#### À faire:
**A.** Pour chacune des affirmations suivantes, dites si elle concorde avec le texte fourni en répondant par oui ou non, puis citez textuellement les mots du texte qui tranchent.
(i) C'est M. R., alors maire de la commune, qui a ordonné la démolition du métier à ferrer.
(ii) La reconstruction de l'ouvrage a été décidée par le conseil municipal le 30 mai 1977.
(iii) Le titre de recette a été émis par le sous-préfet de Saint-Girons.
**B.** Réécrivez le passage du texte fourni qui commence à "- RJ1 COMMUNE" et s'achève à "la commune (1).", en y substituant "assemblée communale" à "conseil municipal".
**C.** Relevez toutes les dates complètes (jour, mois et année) mentionnées dans le texte fourni.

#### Texte fourni:
* * * *
67-01-02-01 Un métier communal à ferrer les bovins est un ouvrage public.

- RJ1 COMMUNE - FINANCES - BIENS - CONTRATS ET MARCHES - BIENS DES COMMUNES - OUVRAGES PUBLICS - Ouvrage public construit sur l'ordre du maire en exécution d'une délibération du conseil municipal puis détruit sur son ordre en raison de son illégalité - Maire n'ayant pas agi dans son intérêt personnel - Absence de responsabilité du maire envers la commune (1).

16-02-02-02-01, 16-04-02-03, 18-03 Le métier communal à ferrer les bovins avait été primitivement installé en exécution d'une délibération du conseil municipal d'Encourtiech en date du 30 mai 1977. M. R., qui était alors maire de la commune, en a ordonné ensuite la démolition en raison de l'irrégularité de sa construction qui avait été relevée par le sous-préfet de Saint-Girons et le directeur départemental de l'équipement et à l'invitation de ces autorités. Il a ainsi agi, sans rechercher aucune fin personnelle, en qualité d'exécutif de la commune et pour le compte de celle-ci. Dans ces conditions, le coût de la reconstruction de l'ouvrage, décidée par le conseil municipal le 1er avril 1983, ne pouvait être supporté que par la commune. M. R. est, dès lors, fondé à soutenir que le titre de recette émis par le nouveau maire le 19 novembre 1983 afin de mettre à sa charge la dépense correspondant à cette reconstruction est entaché d'excès de pouvoir et doit donc être annulé.
* * * *
Enregistrements sources

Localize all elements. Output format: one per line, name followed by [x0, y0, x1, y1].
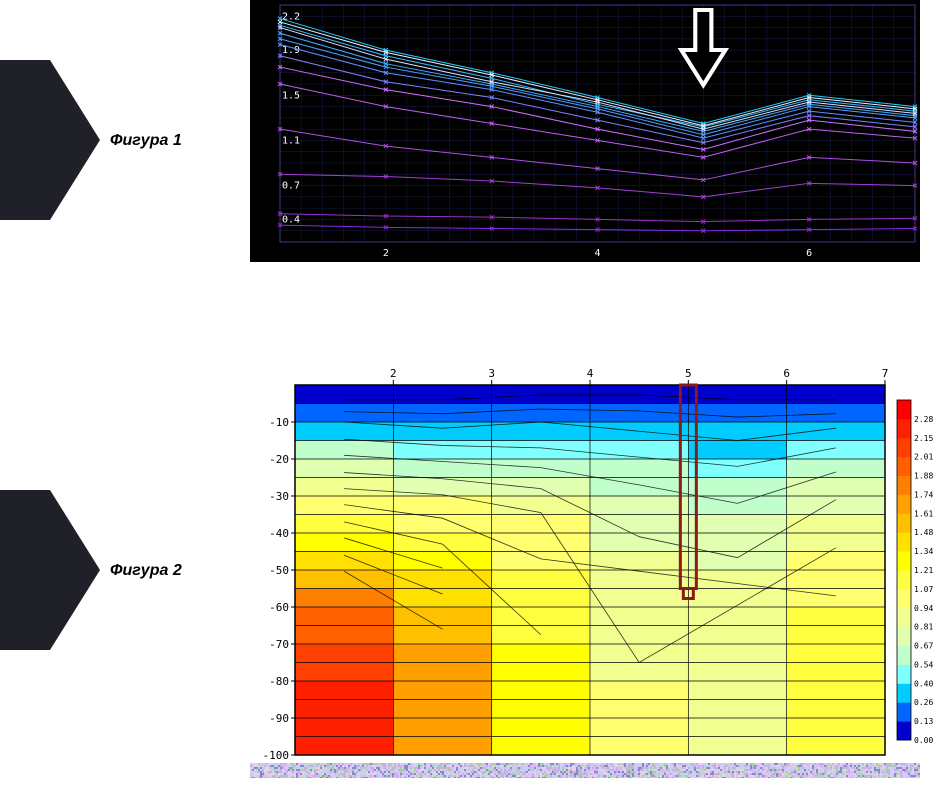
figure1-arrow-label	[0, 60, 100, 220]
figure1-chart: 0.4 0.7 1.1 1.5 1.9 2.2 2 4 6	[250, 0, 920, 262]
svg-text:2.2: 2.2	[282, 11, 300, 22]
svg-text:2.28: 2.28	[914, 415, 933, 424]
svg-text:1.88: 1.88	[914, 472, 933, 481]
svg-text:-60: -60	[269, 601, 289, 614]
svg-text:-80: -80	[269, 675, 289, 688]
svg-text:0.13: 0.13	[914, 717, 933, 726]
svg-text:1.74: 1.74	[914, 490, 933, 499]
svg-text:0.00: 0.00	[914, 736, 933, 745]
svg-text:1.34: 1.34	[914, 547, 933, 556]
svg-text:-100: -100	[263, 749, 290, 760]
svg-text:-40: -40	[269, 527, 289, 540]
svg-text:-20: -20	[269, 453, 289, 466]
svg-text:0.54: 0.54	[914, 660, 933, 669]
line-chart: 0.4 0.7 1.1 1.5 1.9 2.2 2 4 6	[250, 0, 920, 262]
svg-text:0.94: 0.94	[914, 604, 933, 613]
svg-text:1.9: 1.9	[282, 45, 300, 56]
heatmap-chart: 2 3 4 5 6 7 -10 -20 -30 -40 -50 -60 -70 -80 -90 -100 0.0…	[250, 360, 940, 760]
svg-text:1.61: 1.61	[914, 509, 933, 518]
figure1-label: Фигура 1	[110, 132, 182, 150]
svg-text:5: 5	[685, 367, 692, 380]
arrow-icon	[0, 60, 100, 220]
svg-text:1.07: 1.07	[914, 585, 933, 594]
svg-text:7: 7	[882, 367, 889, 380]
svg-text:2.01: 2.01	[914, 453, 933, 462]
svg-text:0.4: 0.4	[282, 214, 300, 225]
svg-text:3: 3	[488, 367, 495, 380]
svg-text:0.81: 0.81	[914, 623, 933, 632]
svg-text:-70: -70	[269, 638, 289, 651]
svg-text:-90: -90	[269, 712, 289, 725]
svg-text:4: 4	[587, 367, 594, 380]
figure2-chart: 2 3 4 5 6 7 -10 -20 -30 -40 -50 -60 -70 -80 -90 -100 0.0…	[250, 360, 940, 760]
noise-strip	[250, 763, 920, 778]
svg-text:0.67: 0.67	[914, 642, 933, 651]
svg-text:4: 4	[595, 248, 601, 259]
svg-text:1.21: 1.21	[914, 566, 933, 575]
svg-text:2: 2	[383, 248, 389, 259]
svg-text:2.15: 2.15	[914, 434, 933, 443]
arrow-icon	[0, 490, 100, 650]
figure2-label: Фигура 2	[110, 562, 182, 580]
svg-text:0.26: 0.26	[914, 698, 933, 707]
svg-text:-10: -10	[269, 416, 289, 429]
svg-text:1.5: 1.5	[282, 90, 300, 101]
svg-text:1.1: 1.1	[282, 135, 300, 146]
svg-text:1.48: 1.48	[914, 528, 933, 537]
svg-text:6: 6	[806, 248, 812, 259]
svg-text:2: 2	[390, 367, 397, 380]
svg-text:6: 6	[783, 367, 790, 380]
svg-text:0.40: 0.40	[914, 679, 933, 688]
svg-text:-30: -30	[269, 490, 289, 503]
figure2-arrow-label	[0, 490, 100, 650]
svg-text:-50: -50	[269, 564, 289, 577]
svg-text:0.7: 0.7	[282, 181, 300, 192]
* * * *
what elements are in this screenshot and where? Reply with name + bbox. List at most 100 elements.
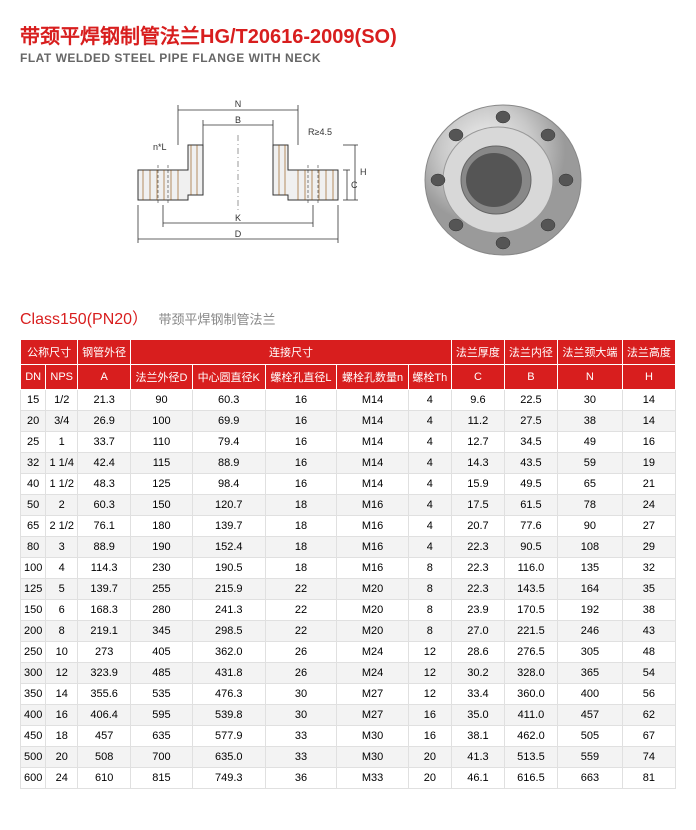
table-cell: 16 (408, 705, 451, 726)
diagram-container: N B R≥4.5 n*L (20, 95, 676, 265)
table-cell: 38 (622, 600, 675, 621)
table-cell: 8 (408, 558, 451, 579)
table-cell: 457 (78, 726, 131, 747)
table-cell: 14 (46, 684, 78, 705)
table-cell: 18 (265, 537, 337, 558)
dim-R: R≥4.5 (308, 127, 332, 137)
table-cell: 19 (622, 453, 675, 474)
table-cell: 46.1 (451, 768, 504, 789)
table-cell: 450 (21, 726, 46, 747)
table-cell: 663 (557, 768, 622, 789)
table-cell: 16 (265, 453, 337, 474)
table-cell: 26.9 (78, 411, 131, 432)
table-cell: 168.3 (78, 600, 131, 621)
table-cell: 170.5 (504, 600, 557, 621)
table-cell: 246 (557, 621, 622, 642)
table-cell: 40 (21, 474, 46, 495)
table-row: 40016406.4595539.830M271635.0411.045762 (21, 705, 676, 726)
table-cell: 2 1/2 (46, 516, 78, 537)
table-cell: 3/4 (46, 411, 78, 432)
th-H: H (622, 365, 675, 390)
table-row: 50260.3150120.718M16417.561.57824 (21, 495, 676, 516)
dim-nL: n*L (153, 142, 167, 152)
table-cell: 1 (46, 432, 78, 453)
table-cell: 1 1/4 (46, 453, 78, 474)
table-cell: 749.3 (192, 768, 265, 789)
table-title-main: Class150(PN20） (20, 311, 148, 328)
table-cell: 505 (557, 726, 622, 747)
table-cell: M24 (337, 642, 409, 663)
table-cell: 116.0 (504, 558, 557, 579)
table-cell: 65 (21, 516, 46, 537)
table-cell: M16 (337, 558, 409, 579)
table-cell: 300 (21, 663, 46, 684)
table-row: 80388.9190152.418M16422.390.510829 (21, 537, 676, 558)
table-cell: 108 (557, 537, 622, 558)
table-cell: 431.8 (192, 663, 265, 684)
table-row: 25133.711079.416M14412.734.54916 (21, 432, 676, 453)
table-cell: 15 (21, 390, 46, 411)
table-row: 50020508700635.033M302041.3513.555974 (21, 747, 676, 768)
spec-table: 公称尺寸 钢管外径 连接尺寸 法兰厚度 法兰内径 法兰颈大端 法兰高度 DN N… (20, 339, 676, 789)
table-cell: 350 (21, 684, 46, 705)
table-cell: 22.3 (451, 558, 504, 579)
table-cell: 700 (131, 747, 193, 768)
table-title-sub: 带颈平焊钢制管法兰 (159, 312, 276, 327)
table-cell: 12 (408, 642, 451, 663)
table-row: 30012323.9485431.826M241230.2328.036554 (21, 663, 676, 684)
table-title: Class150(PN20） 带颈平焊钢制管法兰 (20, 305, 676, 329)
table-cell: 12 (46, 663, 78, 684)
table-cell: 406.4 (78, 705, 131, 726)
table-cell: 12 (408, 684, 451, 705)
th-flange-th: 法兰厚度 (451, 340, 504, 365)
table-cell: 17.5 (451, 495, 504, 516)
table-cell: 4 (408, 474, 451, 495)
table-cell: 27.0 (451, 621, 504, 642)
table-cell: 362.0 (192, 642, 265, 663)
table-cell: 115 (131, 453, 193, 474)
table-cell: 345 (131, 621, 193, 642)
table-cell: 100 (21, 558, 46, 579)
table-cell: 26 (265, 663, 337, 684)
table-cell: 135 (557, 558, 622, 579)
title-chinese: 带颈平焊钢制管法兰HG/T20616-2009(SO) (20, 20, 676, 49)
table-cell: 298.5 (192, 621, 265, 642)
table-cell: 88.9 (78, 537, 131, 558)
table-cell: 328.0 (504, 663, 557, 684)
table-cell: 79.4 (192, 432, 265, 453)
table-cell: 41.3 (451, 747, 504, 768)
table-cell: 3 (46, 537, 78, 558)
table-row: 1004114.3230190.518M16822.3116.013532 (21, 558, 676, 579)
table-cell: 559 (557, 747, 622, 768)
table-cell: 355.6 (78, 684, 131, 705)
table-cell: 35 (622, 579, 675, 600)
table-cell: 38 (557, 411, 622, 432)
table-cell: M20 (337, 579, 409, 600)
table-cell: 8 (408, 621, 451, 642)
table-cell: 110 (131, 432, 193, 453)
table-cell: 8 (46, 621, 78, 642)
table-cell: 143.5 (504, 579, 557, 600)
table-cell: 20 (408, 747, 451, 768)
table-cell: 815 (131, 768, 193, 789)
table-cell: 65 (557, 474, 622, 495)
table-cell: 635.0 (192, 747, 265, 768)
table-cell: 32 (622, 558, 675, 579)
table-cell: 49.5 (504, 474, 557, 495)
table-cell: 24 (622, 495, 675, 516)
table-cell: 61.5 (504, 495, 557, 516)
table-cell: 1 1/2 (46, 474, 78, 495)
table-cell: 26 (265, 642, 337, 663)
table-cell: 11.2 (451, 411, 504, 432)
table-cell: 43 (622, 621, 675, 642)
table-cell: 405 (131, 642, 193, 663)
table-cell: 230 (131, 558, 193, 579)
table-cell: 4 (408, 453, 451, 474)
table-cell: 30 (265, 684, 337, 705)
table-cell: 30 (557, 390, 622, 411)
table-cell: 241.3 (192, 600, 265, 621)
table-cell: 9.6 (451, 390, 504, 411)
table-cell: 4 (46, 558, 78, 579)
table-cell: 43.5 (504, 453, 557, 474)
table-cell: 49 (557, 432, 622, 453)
* * * *
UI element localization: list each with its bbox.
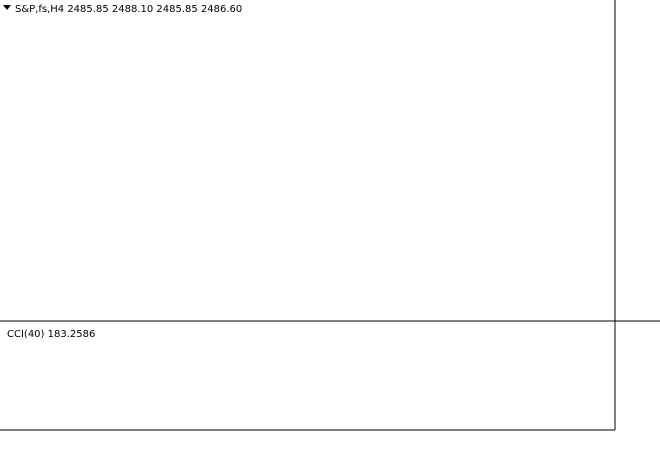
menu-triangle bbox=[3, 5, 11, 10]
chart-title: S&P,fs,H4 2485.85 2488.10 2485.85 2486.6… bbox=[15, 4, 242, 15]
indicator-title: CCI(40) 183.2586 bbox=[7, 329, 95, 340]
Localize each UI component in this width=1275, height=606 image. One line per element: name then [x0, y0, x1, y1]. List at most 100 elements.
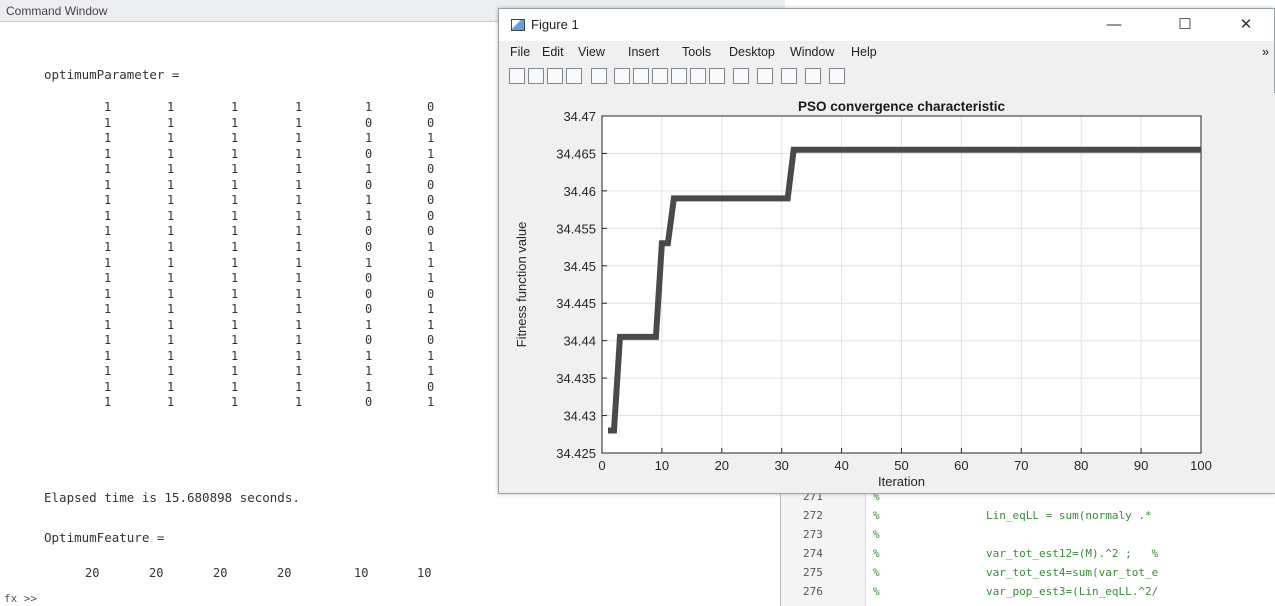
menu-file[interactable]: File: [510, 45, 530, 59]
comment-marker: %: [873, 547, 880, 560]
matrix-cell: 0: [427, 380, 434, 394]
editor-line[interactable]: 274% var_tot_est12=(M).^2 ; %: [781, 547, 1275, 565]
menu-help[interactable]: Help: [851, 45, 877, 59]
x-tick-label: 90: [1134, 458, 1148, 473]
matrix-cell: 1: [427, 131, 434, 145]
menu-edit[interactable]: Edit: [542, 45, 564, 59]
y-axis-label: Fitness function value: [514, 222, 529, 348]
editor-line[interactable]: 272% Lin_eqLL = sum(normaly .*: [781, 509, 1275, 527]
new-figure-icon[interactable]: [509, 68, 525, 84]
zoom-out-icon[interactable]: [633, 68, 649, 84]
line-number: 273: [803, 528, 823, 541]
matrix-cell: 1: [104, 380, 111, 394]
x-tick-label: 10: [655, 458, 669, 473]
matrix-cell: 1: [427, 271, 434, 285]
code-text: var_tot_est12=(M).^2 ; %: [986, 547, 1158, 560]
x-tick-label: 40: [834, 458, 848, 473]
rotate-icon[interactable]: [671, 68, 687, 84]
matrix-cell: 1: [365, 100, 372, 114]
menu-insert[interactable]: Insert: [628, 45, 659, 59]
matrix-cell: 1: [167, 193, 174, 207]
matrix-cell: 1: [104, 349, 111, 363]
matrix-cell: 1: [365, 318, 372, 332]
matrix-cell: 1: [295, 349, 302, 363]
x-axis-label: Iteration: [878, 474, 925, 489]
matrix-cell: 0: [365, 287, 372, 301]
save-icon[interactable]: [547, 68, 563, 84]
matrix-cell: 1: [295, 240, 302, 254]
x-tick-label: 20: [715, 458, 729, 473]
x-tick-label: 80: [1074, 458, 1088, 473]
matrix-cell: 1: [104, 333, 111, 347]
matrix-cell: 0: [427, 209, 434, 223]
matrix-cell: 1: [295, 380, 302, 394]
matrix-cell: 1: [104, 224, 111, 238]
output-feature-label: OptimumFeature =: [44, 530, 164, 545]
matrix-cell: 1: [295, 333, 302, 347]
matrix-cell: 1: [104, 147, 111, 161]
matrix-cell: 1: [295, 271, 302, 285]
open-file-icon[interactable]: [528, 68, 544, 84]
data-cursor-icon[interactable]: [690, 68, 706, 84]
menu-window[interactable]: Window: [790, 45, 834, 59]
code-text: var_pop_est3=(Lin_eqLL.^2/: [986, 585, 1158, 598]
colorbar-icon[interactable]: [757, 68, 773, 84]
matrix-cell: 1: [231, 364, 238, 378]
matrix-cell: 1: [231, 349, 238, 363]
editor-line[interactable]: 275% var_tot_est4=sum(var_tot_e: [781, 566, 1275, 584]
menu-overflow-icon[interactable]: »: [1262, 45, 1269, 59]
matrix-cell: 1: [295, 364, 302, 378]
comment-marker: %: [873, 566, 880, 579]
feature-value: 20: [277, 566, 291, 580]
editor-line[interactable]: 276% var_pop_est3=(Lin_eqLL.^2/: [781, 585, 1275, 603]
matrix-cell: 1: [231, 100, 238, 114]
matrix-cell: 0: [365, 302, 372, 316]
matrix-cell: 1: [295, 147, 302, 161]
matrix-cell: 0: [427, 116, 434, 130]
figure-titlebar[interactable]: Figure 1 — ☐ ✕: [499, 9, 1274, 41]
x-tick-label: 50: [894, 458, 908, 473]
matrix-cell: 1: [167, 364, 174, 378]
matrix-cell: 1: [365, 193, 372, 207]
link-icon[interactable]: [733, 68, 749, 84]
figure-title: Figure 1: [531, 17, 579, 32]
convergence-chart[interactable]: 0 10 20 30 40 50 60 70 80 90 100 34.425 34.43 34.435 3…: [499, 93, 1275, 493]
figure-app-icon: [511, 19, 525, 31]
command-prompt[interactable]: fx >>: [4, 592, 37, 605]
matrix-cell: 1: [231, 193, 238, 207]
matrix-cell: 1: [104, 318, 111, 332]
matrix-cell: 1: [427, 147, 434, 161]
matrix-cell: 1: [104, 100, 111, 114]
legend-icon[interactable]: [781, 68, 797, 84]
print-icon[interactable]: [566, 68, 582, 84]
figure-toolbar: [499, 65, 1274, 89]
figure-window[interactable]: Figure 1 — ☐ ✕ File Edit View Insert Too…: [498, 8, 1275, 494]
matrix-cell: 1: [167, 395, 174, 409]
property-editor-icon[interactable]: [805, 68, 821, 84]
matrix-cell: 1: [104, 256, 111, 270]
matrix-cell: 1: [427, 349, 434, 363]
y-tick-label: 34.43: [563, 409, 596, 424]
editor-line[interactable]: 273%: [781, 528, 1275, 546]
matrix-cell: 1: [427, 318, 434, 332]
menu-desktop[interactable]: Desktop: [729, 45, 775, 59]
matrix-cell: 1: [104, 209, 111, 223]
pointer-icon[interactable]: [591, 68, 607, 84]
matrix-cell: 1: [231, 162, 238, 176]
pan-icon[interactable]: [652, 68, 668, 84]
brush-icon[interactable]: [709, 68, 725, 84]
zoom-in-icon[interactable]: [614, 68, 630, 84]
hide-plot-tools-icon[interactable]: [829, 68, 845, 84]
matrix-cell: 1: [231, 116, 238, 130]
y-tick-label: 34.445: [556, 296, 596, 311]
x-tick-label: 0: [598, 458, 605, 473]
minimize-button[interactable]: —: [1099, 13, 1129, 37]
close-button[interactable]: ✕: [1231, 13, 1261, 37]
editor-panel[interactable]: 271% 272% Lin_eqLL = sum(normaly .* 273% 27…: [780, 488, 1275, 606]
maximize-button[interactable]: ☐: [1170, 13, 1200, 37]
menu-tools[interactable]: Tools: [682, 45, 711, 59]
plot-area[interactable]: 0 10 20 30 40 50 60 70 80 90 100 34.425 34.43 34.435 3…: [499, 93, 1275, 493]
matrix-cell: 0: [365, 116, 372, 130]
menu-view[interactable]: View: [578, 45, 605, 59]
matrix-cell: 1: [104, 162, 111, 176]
* * * *
#### Corrigés:
**A.**
(i) Oui : « M. R., qui était alors maire de la commune, en a ordonné ensuite la démolition ».
(ii) Non : « la reconstruction de l'ouvrage, décidée par le conseil municipal le 1er avril 1983 ».
(iii) Non : « le titre de recette émis par le nouveau maire le 19 novembre 1983 ».

**B.**
- RJ1 COMMUNE - FINANCES - BIENS - CONTRATS ET MARCHES - BIENS DES COMMUNES - OUVRAGES PUBLICS - Ouvrage public construit sur l'ordre du maire en exécution d'une délibération du assemblée communale puis détruit sur son ordre en raison de son illégalité - Maire n'ayant pas agi dans son intérêt personnel - Absence de responsabilité du maire envers la commune (1).

**C.**
- 30 mai 1977
- 1er avril 1983
- 19 novembre 1983